═════ EXTRACTED MATERIAL
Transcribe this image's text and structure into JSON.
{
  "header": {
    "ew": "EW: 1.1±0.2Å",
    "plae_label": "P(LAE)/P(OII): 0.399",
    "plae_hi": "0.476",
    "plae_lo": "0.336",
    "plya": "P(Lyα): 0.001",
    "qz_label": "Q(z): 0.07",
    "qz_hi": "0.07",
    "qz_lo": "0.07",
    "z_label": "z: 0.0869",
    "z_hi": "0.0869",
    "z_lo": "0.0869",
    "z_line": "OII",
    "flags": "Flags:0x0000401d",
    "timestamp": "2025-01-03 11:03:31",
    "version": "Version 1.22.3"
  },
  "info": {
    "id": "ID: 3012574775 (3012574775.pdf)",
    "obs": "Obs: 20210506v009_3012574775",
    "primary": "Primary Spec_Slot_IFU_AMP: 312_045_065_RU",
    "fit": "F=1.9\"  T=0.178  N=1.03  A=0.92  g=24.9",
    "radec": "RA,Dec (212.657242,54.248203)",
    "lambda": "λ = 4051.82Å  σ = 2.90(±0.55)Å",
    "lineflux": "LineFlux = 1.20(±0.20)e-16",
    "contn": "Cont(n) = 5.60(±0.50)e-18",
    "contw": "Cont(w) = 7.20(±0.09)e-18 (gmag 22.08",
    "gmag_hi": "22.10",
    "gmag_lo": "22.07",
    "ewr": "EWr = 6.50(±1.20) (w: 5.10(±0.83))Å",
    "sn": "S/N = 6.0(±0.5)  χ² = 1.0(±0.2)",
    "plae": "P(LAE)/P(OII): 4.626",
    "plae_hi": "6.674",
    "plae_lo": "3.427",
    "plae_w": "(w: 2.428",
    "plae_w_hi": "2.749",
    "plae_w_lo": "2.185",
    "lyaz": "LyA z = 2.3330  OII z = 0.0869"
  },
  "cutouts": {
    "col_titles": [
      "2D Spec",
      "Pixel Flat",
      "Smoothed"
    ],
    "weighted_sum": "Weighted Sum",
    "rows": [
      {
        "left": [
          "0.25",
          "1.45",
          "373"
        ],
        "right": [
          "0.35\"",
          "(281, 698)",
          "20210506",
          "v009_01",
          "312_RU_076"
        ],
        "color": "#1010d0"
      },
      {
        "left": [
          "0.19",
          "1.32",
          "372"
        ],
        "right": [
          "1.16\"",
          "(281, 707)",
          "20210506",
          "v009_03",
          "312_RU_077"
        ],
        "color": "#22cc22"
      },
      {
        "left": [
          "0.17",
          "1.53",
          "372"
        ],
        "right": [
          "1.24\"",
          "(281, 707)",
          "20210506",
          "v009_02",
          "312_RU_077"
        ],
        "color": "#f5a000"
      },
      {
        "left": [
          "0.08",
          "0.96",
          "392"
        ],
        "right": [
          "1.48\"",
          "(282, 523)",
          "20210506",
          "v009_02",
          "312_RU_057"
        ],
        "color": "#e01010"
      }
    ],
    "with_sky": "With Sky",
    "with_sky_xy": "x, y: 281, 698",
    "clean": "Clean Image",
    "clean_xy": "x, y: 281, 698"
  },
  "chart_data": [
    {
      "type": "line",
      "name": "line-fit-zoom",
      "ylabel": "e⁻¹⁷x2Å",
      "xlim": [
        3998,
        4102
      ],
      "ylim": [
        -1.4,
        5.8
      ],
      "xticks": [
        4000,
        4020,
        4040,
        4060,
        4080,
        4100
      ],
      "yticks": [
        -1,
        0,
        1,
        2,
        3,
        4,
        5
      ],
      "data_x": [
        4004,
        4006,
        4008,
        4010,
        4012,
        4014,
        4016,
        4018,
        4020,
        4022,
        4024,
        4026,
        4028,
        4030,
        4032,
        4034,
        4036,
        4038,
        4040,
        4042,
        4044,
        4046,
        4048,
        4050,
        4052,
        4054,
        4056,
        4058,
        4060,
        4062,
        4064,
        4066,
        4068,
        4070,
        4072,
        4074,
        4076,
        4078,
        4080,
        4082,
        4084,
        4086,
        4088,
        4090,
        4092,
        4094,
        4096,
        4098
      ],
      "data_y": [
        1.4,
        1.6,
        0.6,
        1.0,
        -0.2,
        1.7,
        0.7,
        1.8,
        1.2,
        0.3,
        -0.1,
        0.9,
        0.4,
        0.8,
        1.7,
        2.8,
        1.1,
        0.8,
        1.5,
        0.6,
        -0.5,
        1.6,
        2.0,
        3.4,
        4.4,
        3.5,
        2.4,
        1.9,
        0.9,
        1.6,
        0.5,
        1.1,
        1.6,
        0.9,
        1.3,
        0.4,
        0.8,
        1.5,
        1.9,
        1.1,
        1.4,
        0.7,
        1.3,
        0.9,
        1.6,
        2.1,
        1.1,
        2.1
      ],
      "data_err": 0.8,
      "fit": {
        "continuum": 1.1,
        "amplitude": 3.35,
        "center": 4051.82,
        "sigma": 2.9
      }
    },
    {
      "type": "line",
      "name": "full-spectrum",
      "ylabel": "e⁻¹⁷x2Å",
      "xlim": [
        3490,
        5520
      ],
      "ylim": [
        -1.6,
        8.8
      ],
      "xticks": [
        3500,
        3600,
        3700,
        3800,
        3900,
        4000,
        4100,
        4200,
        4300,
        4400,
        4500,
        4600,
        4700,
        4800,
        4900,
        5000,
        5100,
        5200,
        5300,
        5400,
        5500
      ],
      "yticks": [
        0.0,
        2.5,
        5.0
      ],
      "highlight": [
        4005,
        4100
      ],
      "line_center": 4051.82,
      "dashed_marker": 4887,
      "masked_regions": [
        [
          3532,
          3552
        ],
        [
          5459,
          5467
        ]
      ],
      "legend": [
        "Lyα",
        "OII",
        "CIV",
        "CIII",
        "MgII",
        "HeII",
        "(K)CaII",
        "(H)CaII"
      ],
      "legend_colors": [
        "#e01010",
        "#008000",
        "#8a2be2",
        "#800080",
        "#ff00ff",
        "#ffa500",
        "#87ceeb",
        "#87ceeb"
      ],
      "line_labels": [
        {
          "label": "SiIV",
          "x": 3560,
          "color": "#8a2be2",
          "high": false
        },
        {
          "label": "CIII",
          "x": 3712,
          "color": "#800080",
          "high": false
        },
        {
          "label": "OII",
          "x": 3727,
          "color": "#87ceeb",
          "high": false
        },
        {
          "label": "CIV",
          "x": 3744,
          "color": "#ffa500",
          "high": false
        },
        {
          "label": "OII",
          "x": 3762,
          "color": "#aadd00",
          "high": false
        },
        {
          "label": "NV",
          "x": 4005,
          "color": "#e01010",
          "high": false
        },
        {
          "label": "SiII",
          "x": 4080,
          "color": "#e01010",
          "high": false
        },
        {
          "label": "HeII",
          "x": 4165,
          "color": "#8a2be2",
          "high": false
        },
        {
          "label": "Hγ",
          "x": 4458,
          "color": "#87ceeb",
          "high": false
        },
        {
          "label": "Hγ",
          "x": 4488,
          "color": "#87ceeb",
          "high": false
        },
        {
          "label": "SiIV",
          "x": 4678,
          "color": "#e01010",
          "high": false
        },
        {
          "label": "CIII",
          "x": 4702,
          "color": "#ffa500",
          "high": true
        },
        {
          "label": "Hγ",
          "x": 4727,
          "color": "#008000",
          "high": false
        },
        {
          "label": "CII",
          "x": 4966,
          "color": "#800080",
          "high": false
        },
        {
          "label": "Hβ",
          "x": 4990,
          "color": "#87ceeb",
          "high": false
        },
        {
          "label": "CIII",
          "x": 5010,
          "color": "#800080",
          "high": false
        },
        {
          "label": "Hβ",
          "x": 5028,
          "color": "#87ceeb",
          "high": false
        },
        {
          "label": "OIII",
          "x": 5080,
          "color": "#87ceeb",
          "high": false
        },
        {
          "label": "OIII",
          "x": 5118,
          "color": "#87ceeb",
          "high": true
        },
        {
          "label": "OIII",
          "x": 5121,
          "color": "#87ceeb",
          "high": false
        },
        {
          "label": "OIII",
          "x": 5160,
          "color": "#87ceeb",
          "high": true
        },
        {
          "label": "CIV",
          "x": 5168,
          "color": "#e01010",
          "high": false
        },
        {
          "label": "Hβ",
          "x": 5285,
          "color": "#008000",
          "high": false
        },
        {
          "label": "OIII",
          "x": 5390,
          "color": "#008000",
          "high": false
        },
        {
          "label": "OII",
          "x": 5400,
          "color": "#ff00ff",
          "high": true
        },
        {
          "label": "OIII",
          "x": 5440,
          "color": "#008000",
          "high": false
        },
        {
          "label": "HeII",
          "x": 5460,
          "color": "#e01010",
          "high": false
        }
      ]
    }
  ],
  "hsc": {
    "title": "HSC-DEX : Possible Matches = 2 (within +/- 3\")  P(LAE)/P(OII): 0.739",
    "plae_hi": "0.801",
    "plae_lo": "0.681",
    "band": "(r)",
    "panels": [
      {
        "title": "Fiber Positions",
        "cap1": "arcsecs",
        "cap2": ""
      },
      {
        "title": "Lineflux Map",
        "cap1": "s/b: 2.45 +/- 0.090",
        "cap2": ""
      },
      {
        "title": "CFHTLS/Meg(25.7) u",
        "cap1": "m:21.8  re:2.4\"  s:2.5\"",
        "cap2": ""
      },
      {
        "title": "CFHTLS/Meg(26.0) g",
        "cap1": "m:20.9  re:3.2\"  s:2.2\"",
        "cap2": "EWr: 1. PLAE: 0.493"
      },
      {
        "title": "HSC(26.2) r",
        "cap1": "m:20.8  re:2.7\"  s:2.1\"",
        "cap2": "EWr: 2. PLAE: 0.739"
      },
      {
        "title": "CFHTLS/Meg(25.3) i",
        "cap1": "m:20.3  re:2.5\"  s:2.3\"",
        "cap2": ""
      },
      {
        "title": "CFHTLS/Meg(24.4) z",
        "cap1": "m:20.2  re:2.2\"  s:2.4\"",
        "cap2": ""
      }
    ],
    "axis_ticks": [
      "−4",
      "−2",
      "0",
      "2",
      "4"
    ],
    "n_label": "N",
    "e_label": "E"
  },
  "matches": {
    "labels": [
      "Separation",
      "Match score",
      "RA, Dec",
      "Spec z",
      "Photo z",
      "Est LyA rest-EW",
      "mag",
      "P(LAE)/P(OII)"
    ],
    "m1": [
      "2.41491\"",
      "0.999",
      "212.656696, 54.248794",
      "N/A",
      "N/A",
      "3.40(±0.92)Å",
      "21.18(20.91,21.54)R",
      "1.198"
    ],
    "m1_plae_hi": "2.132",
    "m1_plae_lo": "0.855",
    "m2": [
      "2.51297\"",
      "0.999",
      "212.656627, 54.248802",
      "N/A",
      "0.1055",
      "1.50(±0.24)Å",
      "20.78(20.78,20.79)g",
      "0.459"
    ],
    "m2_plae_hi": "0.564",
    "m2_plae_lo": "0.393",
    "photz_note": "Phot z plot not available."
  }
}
══════════
**WHAT TO DO**
Gather all the lines that include the word "name" and copy them out.

**RESULT OF THE EXERCISE**
      "name": "line-fit-zoom",
      "name": "full-spectrum",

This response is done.